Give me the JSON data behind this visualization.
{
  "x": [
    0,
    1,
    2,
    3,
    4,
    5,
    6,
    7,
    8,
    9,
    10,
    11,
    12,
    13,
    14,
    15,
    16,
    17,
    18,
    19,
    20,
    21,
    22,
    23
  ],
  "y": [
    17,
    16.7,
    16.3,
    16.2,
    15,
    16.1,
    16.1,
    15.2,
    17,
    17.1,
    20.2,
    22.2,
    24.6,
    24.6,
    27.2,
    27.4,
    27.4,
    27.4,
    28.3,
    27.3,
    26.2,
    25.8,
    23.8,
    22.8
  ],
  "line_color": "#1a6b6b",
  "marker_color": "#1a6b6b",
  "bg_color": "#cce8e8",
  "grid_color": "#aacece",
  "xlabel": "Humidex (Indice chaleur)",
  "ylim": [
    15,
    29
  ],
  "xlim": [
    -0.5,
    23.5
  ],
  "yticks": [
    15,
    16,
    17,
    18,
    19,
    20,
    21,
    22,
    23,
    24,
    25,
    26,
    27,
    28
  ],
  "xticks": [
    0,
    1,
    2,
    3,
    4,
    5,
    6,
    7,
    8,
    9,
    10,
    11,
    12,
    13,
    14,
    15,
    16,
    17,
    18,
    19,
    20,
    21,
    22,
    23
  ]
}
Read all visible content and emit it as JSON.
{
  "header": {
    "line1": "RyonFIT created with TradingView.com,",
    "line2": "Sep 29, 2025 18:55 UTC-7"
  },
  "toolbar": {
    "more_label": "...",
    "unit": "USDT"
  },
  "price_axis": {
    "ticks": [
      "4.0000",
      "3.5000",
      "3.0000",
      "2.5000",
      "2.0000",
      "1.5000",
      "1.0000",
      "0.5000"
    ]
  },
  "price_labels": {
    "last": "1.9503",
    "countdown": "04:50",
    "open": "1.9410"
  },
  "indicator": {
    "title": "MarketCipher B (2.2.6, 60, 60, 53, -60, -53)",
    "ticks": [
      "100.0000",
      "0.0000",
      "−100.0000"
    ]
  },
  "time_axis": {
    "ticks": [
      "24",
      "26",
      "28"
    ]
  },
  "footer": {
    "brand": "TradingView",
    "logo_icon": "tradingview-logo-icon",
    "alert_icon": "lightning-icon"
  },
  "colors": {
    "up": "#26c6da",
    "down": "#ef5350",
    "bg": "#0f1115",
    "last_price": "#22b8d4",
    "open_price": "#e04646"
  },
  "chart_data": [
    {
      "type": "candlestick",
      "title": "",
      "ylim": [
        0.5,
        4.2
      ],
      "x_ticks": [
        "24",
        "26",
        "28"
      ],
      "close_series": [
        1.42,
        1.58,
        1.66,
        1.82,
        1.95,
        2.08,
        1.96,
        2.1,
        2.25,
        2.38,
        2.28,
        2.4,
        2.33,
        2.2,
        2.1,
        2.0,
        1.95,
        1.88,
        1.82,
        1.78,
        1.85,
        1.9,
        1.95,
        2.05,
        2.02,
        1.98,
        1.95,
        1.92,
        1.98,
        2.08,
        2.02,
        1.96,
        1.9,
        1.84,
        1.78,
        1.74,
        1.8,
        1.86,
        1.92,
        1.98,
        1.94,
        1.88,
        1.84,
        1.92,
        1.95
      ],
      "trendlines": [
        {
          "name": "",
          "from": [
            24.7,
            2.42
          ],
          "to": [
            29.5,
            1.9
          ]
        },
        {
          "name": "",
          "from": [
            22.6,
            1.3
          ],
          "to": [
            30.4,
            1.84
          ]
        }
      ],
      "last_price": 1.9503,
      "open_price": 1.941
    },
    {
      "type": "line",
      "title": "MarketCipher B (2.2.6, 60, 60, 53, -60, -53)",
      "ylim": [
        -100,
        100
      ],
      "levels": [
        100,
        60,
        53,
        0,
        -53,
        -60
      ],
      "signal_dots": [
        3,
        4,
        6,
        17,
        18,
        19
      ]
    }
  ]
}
_ _ _ _
JOB:
Look through the data above. Copy every line with the string "JSON" in it.

WRITTEN SOLUTION:
Give me the JSON data behind this visualization.
Read all visible content and emit it as JSON.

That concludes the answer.